### SUPPLIED RECORDS
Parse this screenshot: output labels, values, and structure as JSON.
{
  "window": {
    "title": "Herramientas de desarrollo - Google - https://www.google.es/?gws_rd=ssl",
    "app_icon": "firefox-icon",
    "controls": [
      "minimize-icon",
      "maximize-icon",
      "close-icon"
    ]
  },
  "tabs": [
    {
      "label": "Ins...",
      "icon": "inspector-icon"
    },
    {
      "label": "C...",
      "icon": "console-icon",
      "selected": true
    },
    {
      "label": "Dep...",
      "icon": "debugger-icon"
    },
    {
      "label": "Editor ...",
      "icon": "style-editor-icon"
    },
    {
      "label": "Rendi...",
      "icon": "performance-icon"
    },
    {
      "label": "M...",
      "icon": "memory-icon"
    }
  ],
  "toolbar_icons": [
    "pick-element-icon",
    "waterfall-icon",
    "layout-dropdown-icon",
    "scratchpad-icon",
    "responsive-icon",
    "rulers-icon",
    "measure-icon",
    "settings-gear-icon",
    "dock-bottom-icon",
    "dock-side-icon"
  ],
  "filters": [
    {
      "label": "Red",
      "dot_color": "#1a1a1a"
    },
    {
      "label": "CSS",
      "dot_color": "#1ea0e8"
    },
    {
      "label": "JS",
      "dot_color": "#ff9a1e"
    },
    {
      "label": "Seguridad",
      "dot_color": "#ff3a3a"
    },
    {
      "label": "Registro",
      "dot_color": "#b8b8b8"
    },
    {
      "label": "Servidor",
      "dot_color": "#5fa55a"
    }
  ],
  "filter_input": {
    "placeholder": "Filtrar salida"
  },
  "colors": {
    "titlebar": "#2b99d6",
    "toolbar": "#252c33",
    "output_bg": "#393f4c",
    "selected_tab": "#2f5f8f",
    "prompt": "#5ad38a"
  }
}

### WHAT TO PRODUCE
Output all of the material exactly as written.

### TASK RESULT
Parse this screenshot: output labels, values, and structure as JSON.
{
  "window": {
    "title": "Herramientas de desarrollo - Google - https://www.google.es/?gws_rd=ssl",
    "app_icon": "firefox-icon",
    "controls": [
      "minimize-icon",
      "maximize-icon",
      "close-icon"
    ]
  },
  "tabs": [
    {
      "label": "Ins...",
      "icon": "inspector-icon"
    },
    {
      "label": "C...",
      "icon": "console-icon",
      "selected": true
    },
    {
      "label": "Dep...",
      "icon": "debugger-icon"
    },
    {
      "label": "Editor ...",
      "icon": "style-editor-icon"
    },
    {
      "label": "Rendi...",
      "icon": "performance-icon"
    },
    {
      "label": "M...",
      "icon": "memory-icon"
    }
  ],
  "toolbar_icons": [
    "pick-element-icon",
    "waterfall-icon",
    "layout-dropdown-icon",
    "scratchpad-icon",
    "responsive-icon",
    "rulers-icon",
    "measure-icon",
    "settings-gear-icon",
    "dock-bottom-icon",
    "dock-side-icon"
  ],
  "filters": [
    {
      "label": "Red",
      "dot_color": "#1a1a1a"
    },
    {
      "label": "CSS",
      "dot_color": "#1ea0e8"
    },
    {
      "label": "JS",
      "dot_color": "#ff9a1e"
    },
    {
      "label": "Seguridad",
      "dot_color": "#ff3a3a"
    },
    {
      "label": "Registro",
      "dot_color": "#b8b8b8"
    },
    {
      "label": "Servidor",
      "dot_color": "#5fa55a"
    }
  ],
  "filter_input": {
    "placeholder": "Filtrar salida"
  },
  "colors": {
    "titlebar": "#2b99d6",
    "toolbar": "#252c33",
    "output_bg": "#393f4c",
    "selected_tab": "#2f5f8f",
    "prompt": "#5ad38a"
  }
}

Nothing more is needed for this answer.